* START Text shown *

According to Equation (9), the transduction factor $K_{ti}$ for each coil can be defined as follows:

$$K_{ti}=-\frac{N}{n}{\displaystyle \sum _{j=1}^n\frac{\partial {\varphi }_{ij}}{\partial x}}$$

(10)

which is a function of the change rate of the magnetic flux with respective to the displacement x. In this study, a finite element analysis software Comsol Multiphysics is utilized to compute the change rates of the magnetic flux of the six coils 1 to 6 when magnets C and B are oscillating through them. For the sake of simplicity, the influence of magnet A on coils 1 to 6 is ignored. The geometry of the model built in Comsol is shown in Figure 5a. It should be noted that each of the coils is modelled as n disks to represent the n layers and meshed individually. As shown in Figure 5b, $D_{coil}$ and $h_{coil}$ are the diameter and height of the coil, respectively, $d_g$ is the air gap between the end surfaces of magnet C and the coils 2, 5, and $d_s$ is the lateral distance between the bottom center of the coils 4 and 6 and the center of magnet D. All the values of the parameters of the coils and magnets used in the simulation are listed in

Table 1. Parameters of the coils.

Symbol	Name	Coils 1, 4	Coils 2, 5	Coils 3, 6
$D_{coil}$ (m)	Diameter of the coil	0.029	0.029	0.029
$h_{coil}$ (m)	Height of the coil	0.015	0.015	0.015
$\beta$ (degree)	Angle of the coil from the horizontal	−10	0	10
N	Turn number	245	245	245
$d_s$ (m)	Distance from the center of magnet D	−0.0353	0	0.0353
$d_g$ (m)	Air gap between magnet C and coils 2, 5	0.002	0.002	0.002

and

Table 2. Parameters of the magnets.

Symbol	Name	Magnet A & C	Magnet B	Magnet D
$D_{mag}$ (m)	Diameter of magnet	2.54 × 10−2	7.94 × 10−3	2.54 × 10−2
$l_A, l_C, l_B$, $l_D$ (m)	Hight of magnets	9.525 × 10−3	7.94 × 10−3	2.54 × 10−2
$B_r$ (T)	Residual flux density	1.44	1.28	1.28
	Material	N50	N42	N42

, respectively.

* END Text shown *
* START Data records *

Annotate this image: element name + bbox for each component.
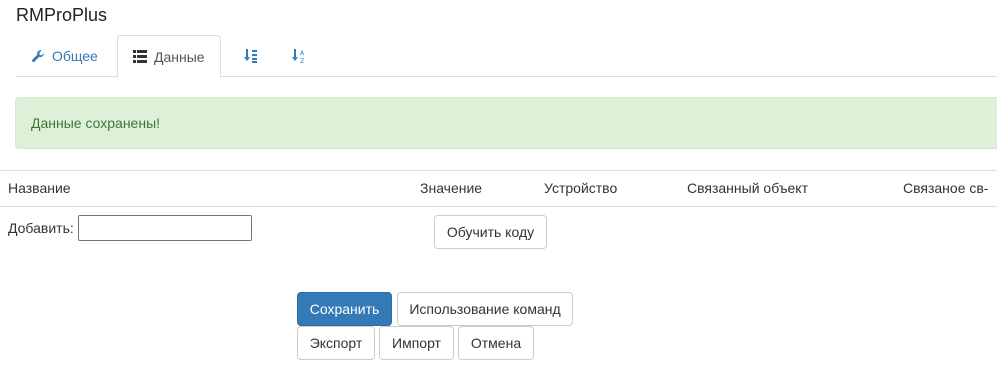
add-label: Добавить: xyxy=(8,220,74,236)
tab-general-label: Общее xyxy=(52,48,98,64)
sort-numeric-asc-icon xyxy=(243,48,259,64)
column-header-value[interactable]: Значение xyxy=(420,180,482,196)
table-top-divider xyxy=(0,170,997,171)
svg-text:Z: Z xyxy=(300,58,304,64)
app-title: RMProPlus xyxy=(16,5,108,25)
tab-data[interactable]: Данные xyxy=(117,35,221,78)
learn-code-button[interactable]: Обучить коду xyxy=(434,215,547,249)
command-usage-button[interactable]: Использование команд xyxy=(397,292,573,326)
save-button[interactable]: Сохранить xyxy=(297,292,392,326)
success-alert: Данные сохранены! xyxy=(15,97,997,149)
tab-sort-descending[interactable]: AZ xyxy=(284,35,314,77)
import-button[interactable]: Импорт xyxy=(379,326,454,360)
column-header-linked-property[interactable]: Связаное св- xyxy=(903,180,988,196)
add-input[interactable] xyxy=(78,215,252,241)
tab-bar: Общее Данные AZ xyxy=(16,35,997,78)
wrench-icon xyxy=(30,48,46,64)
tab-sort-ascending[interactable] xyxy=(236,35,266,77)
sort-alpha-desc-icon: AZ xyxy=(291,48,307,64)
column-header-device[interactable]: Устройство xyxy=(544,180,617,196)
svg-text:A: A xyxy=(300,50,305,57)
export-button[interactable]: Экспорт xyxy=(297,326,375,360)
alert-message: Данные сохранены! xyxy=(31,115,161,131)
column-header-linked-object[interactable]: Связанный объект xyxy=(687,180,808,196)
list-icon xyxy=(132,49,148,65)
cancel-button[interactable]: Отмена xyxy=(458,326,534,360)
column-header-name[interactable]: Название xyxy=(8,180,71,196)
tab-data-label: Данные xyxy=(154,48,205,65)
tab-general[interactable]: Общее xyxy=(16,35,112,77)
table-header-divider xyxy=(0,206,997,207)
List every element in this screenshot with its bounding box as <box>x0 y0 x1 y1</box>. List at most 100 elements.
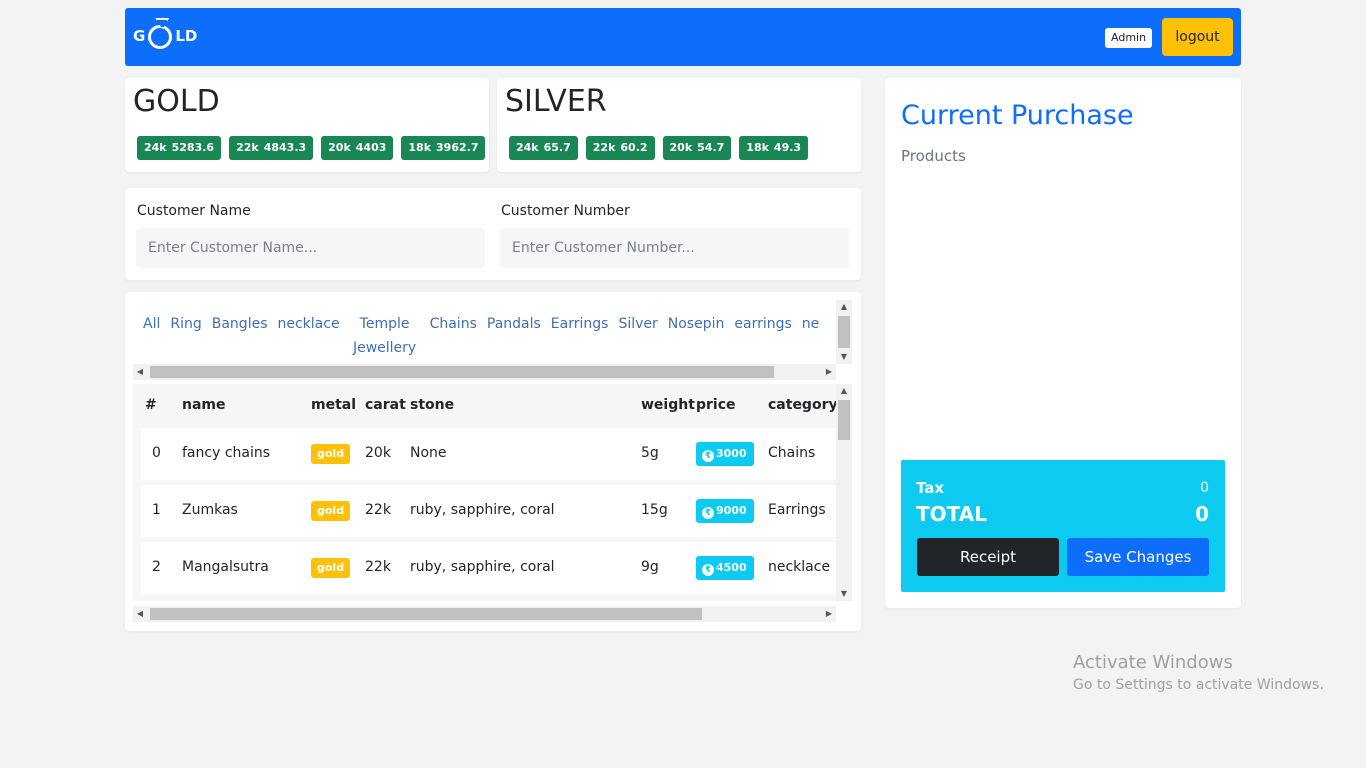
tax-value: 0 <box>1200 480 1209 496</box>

* END Data records *

■ Tasks and exercises ■
1 – Summarize the coil simulation excerpt in two sentences.
2 – Translate this sentence from the coil simulation excerpt into Spanish: "For the sake of simplicity, the influence of magnet A on coils 1 to 6 is ignored."
3 – According to the coil simulation excerpt, what residual flux density is listed for magnets A and C?

■ The results ■
1 – The transduction factor for each coil is defined as a function of the change rate of the magnetic flux with respect to the displacement x. Comsol Multiphysics, a finite element analysis program, computes these change rates for coils 1 to 6 as magnets C and B oscillate through them; the influence of magnet A is ignored, and each coil is modeled as n individually meshed disks representing its n layers.

2 – Por simplicidad, se ignora la influencia del imán A sobre las bobinas 1 a 6.

3 – 1.44 T